REQUEST -> Rewrite the lines from the line with "For every button, label, input, icon, or" up to and including the line with "mate-icon[interactable] [6, 92, 24, 110]", swapping "bounding box" for "enclosing box" and changing nothing else. Leave the pictures out of the answer.

DATASET ROWS ->
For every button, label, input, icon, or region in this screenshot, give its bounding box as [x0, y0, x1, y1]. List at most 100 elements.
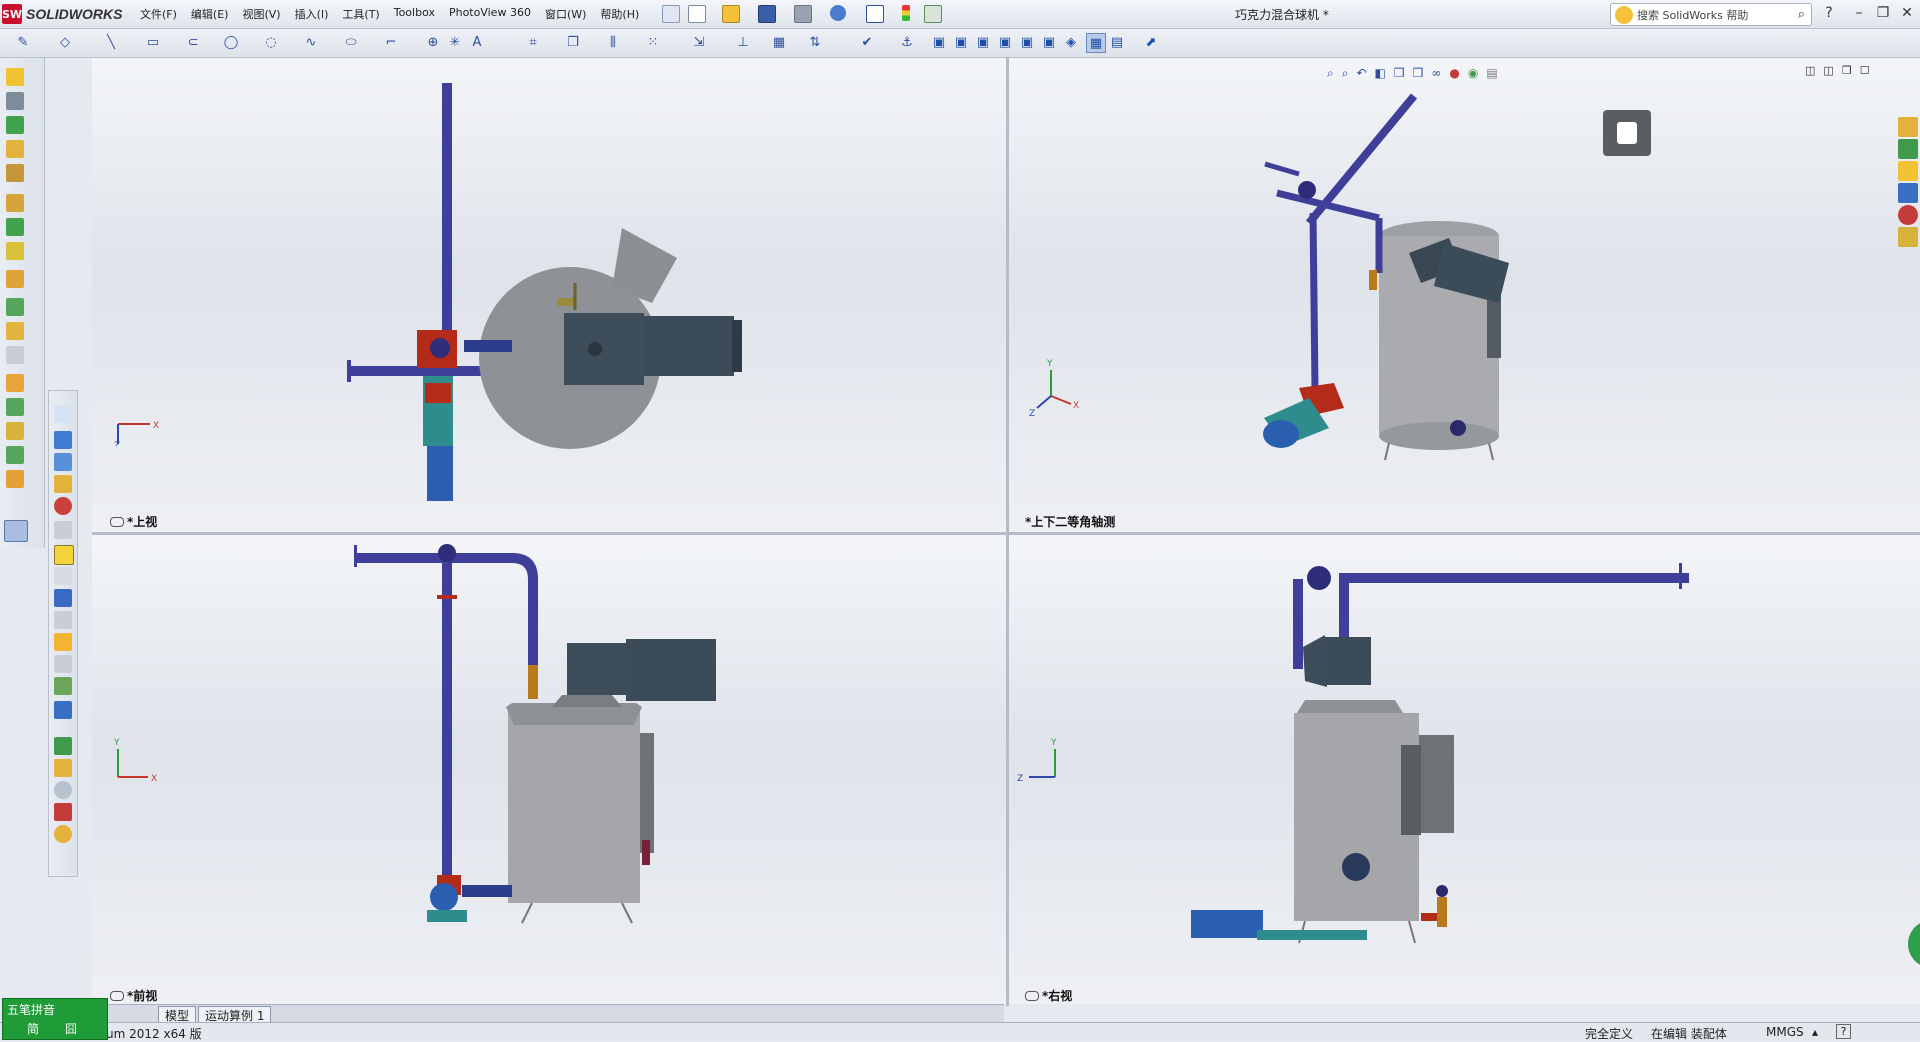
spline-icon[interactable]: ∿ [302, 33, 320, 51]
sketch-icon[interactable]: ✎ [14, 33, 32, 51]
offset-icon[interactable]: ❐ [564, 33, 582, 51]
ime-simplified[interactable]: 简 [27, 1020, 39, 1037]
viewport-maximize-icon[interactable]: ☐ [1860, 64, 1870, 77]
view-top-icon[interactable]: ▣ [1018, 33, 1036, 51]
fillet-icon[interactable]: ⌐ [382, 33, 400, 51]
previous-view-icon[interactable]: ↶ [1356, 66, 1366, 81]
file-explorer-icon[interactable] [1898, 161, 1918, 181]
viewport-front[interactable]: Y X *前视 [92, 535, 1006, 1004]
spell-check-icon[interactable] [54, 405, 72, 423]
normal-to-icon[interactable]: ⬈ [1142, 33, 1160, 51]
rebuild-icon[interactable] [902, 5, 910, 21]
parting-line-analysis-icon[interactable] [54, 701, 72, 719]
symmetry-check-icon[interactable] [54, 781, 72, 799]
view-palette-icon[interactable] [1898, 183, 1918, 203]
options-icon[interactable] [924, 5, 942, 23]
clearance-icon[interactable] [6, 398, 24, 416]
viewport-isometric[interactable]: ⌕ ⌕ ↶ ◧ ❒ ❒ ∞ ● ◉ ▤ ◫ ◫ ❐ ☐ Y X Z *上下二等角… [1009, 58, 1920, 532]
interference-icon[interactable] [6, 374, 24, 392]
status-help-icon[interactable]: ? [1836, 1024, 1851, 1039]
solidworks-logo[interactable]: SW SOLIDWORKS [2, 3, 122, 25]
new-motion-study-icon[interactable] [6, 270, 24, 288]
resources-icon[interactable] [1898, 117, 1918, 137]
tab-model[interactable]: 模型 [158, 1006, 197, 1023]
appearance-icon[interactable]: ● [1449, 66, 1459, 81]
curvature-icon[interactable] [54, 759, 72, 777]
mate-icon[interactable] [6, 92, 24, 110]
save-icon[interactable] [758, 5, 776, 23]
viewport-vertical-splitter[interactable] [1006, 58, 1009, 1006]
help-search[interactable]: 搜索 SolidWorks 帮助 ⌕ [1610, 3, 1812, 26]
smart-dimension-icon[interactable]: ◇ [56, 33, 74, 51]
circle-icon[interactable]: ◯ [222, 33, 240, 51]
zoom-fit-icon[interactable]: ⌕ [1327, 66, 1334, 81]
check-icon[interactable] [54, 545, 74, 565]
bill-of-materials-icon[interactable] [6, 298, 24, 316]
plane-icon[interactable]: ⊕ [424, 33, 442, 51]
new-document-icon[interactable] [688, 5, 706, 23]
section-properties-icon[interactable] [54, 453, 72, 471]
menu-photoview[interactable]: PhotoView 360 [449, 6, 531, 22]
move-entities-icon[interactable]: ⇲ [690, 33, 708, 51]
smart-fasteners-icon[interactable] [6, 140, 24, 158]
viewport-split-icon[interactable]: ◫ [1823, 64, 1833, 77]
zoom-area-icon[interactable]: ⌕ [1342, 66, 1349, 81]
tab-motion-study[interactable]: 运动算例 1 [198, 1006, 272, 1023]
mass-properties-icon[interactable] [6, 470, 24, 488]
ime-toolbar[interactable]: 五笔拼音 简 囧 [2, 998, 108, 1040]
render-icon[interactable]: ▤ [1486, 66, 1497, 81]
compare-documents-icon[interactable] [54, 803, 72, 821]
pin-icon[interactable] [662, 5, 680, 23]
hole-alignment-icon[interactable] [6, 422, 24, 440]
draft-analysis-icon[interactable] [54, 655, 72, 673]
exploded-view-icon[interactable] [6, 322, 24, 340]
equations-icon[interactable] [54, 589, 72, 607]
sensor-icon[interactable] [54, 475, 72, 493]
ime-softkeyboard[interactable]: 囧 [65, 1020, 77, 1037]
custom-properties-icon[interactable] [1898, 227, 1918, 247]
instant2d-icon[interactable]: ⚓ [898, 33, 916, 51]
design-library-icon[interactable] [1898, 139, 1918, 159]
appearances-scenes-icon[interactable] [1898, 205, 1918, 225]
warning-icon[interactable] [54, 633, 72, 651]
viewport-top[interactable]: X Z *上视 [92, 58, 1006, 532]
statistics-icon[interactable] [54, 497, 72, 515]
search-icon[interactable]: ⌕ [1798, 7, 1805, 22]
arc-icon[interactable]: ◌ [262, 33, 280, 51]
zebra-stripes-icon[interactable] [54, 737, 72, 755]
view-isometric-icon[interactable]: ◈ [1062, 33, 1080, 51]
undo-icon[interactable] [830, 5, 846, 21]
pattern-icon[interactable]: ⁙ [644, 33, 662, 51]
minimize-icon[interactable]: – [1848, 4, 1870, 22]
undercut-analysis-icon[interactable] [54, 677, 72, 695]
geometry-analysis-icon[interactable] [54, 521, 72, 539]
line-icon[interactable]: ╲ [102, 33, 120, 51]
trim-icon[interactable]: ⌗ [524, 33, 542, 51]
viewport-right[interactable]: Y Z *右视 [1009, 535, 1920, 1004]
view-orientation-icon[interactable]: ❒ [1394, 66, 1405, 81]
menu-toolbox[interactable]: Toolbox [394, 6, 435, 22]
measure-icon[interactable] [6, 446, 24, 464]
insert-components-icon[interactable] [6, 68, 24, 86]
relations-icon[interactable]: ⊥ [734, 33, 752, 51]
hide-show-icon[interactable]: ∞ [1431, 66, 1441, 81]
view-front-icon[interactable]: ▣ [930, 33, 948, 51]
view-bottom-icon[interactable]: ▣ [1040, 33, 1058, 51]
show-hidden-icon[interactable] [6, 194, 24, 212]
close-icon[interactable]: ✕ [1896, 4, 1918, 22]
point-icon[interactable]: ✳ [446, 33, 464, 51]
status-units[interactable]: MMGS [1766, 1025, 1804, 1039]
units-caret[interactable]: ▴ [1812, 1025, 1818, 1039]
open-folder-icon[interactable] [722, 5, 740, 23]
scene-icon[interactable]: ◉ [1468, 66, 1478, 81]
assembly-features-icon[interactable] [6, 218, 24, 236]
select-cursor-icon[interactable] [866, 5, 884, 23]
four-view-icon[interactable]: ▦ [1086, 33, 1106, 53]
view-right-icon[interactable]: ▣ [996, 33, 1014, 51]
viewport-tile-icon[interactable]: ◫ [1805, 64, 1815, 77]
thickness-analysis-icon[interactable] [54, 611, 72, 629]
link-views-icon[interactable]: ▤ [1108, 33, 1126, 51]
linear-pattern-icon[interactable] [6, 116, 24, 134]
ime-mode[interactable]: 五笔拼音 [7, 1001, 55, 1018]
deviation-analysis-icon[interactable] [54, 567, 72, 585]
==
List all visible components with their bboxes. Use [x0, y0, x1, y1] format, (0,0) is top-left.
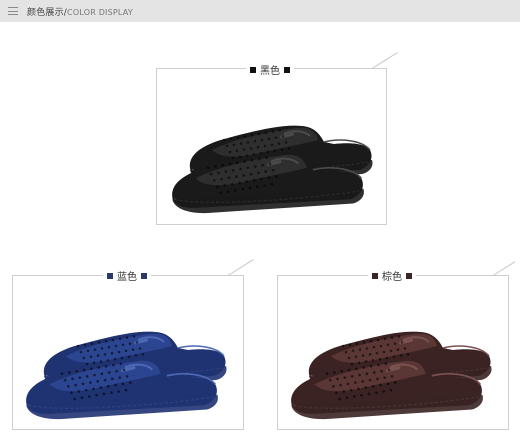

COMPLETED TASK ->
For every button, label, input, icon, or region in this screenshot, give its enclosing box as [x0, y0, x1, y1]. List at most 100 elements.
spline-icon[interactable]: ∿ [302, 33, 320, 51]
sketch-icon[interactable]: ✎ [14, 33, 32, 51]
offset-icon[interactable]: ❐ [564, 33, 582, 51]
ime-simplified[interactable]: 简 [27, 1020, 39, 1037]
viewport-maximize-icon[interactable]: ☐ [1860, 64, 1870, 77]
view-top-icon[interactable]: ▣ [1018, 33, 1036, 51]
fillet-icon[interactable]: ⌐ [382, 33, 400, 51]
previous-view-icon[interactable]: ↶ [1356, 66, 1366, 81]
file-explorer-icon[interactable] [1898, 161, 1918, 181]
viewport-front[interactable]: Y X *前视 [92, 535, 1006, 1004]
spell-check-icon[interactable] [54, 405, 72, 423]
normal-to-icon[interactable]: ⬈ [1142, 33, 1160, 51]
rebuild-icon[interactable] [902, 5, 910, 21]
parting-line-analysis-icon[interactable] [54, 701, 72, 719]
symmetry-check-icon[interactable] [54, 781, 72, 799]
view-palette-icon[interactable] [1898, 183, 1918, 203]
options-icon[interactable] [924, 5, 942, 23]
clearance-icon[interactable] [6, 398, 24, 416]
viewport-isometric[interactable]: ⌕ ⌕ ↶ ◧ ❒ ❒ ∞ ● ◉ ▤ ◫ ◫ ❐ ☐ Y X Z *上下二等角… [1009, 58, 1920, 532]
interference-icon[interactable] [6, 374, 24, 392]
status-help-icon[interactable]: ? [1836, 1024, 1851, 1039]
solidworks-logo[interactable]: SW SOLIDWORKS [2, 3, 122, 25]
new-motion-study-icon[interactable] [6, 270, 24, 288]
resources-icon[interactable] [1898, 117, 1918, 137]
tab-model[interactable]: 模型 [158, 1006, 197, 1023]
appearance-icon[interactable]: ● [1449, 66, 1459, 81]
curvature-icon[interactable] [54, 759, 72, 777]
mate-icon[interactable] [6, 92, 24, 110]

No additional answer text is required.